* WHAT YOU SHOULD DO
Take each line that has the word "source" and return it.

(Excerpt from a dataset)
======
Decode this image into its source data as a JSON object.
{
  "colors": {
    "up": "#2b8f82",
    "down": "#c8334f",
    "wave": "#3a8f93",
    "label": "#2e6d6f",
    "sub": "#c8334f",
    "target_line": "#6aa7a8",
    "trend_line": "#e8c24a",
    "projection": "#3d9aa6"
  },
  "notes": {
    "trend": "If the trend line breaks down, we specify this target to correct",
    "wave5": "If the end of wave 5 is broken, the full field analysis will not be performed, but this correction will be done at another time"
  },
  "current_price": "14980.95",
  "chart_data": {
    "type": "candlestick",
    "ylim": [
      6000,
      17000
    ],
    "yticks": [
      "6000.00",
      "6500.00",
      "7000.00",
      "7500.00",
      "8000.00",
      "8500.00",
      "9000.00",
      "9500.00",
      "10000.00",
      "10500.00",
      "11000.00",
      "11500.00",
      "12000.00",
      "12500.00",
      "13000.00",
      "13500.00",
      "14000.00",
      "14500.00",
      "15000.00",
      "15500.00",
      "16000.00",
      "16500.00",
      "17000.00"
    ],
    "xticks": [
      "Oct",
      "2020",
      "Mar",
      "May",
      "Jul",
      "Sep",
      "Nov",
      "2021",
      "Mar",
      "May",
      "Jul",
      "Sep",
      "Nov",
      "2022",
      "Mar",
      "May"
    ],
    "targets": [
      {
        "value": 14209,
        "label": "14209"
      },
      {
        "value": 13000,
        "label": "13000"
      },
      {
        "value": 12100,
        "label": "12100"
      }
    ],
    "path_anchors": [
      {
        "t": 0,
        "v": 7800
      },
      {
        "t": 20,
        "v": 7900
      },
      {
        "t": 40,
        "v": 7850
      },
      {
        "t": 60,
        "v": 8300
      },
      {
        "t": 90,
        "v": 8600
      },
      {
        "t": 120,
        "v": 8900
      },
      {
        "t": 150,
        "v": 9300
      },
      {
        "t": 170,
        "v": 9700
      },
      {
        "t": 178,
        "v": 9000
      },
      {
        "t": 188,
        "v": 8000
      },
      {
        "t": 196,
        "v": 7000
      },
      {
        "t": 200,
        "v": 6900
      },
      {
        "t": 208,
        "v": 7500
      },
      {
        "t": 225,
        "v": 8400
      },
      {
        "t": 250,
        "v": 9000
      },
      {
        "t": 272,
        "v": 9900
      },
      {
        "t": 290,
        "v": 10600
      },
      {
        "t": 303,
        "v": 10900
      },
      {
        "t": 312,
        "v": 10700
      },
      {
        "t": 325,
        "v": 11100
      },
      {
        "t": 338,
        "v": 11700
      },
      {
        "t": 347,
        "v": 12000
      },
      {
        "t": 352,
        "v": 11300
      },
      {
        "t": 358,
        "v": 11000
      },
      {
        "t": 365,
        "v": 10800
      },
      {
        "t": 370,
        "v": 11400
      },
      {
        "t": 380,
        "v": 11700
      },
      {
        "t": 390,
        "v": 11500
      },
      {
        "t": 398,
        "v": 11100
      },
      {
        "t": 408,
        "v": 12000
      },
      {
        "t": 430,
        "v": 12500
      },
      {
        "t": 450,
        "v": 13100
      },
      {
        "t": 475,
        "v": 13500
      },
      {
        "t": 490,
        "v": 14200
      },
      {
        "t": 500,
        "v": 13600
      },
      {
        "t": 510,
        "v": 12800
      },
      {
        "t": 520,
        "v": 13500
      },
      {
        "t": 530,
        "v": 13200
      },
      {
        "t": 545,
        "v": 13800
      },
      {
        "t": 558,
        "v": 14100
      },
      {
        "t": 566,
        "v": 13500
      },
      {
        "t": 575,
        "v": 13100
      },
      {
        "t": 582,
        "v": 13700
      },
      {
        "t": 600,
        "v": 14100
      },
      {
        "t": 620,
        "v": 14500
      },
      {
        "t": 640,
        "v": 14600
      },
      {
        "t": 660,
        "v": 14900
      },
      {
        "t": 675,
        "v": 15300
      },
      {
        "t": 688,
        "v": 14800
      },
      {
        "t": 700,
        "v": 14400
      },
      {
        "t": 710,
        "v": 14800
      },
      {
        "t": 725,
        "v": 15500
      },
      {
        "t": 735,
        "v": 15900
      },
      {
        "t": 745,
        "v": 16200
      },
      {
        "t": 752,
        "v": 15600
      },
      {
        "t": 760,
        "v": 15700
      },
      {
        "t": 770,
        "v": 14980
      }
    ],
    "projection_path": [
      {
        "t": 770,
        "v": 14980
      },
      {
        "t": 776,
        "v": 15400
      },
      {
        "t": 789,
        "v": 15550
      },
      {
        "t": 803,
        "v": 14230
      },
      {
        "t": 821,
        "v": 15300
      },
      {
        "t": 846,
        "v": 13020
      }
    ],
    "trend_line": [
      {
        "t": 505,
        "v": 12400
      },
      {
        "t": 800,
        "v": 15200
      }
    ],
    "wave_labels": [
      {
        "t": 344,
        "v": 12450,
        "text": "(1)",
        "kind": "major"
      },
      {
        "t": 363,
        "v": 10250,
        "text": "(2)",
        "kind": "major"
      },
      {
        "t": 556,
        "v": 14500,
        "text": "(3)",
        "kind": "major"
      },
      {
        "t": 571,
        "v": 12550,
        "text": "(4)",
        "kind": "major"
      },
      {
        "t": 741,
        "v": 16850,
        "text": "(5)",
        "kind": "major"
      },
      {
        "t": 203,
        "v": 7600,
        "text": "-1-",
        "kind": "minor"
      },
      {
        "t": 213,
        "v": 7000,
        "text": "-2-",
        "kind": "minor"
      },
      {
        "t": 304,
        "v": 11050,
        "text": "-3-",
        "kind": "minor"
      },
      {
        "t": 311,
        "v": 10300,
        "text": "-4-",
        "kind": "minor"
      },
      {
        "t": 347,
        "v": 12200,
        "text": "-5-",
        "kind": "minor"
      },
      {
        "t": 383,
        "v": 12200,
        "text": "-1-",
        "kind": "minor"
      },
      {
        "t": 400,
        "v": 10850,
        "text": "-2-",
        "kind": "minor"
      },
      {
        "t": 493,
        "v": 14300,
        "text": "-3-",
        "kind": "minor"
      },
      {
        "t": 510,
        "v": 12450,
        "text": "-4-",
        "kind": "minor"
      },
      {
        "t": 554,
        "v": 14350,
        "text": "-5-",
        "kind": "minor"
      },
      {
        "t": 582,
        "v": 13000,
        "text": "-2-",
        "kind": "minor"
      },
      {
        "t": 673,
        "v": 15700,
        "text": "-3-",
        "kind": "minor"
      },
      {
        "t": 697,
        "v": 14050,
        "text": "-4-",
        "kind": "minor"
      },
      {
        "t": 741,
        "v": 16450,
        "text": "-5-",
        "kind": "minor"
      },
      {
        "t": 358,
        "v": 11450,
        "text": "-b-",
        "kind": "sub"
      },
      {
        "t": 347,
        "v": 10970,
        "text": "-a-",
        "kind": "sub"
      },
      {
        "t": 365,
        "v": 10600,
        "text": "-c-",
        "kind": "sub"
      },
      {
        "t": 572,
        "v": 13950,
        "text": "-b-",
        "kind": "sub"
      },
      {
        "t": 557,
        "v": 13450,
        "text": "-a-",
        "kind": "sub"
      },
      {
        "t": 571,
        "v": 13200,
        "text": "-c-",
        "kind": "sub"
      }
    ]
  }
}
======
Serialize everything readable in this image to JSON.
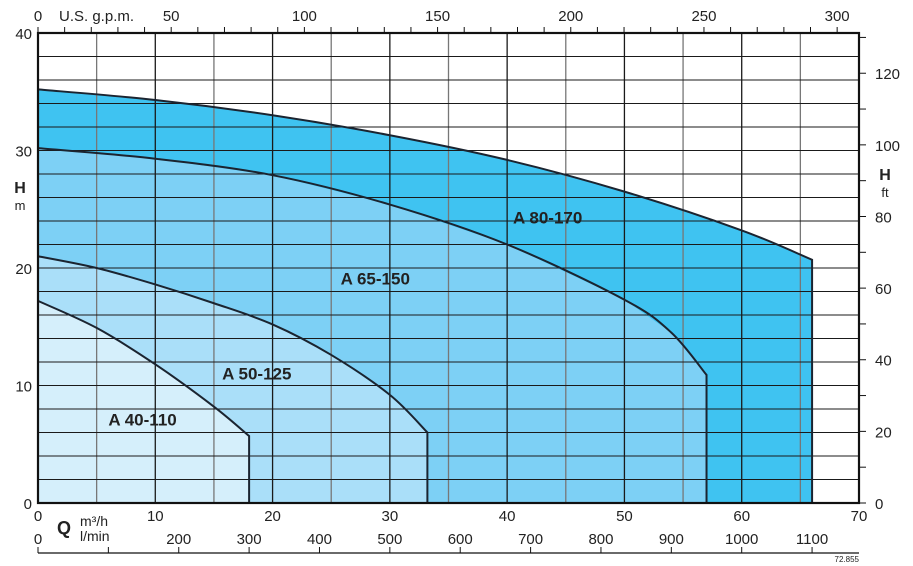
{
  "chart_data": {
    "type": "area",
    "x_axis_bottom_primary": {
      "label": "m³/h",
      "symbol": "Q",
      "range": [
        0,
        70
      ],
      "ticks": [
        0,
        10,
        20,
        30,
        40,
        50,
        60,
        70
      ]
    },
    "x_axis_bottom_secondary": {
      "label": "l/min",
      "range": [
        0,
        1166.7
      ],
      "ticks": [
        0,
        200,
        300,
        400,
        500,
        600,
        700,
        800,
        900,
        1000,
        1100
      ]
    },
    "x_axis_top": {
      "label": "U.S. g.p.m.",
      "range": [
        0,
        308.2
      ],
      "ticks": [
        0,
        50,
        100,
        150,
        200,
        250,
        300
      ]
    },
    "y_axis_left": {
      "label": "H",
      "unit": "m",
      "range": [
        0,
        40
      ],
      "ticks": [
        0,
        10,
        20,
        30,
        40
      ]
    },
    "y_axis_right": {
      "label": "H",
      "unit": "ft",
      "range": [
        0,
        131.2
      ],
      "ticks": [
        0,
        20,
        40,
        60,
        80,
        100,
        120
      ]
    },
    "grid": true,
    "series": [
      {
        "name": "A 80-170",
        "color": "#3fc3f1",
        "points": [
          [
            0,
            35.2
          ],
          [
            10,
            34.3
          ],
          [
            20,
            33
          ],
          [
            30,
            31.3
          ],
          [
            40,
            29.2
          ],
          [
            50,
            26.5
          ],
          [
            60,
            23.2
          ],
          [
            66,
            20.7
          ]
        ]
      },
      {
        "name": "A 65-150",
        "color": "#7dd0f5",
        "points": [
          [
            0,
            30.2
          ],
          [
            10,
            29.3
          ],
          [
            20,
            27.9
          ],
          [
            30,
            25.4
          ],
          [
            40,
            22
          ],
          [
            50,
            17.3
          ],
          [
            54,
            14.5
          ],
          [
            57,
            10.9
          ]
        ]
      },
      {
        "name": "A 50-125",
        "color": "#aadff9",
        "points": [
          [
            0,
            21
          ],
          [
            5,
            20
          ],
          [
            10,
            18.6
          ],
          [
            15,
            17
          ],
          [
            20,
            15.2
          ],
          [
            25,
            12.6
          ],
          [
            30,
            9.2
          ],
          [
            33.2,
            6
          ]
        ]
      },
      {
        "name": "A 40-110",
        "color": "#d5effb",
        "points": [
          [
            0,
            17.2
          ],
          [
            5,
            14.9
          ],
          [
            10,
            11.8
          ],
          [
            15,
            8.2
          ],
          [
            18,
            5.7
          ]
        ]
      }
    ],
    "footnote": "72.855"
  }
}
======
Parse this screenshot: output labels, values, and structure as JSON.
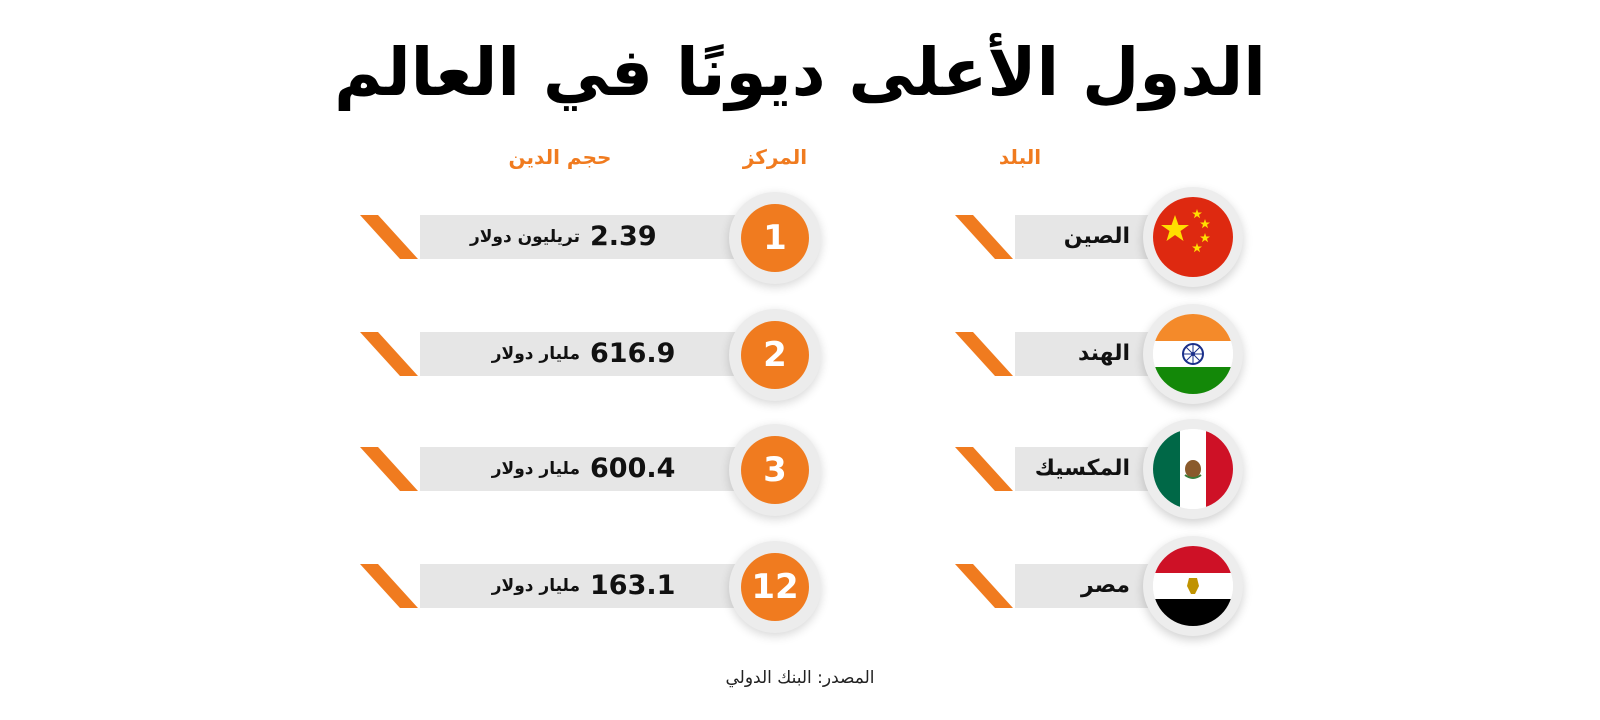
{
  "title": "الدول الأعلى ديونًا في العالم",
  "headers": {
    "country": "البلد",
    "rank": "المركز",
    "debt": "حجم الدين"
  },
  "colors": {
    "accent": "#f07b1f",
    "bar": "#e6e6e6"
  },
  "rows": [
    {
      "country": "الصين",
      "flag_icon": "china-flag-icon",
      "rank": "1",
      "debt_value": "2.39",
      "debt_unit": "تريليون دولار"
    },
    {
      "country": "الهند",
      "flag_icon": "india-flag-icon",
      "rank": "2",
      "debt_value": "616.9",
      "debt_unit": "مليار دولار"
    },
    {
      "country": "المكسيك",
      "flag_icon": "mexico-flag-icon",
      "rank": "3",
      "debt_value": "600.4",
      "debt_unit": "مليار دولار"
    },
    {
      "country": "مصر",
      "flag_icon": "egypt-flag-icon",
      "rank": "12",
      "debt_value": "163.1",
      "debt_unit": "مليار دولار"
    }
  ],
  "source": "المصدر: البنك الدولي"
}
======
* SOLUTION FOR THIS TASK
Decode this image into its source data as a JSON object.
  "source": "المصدر: البنك الدولي"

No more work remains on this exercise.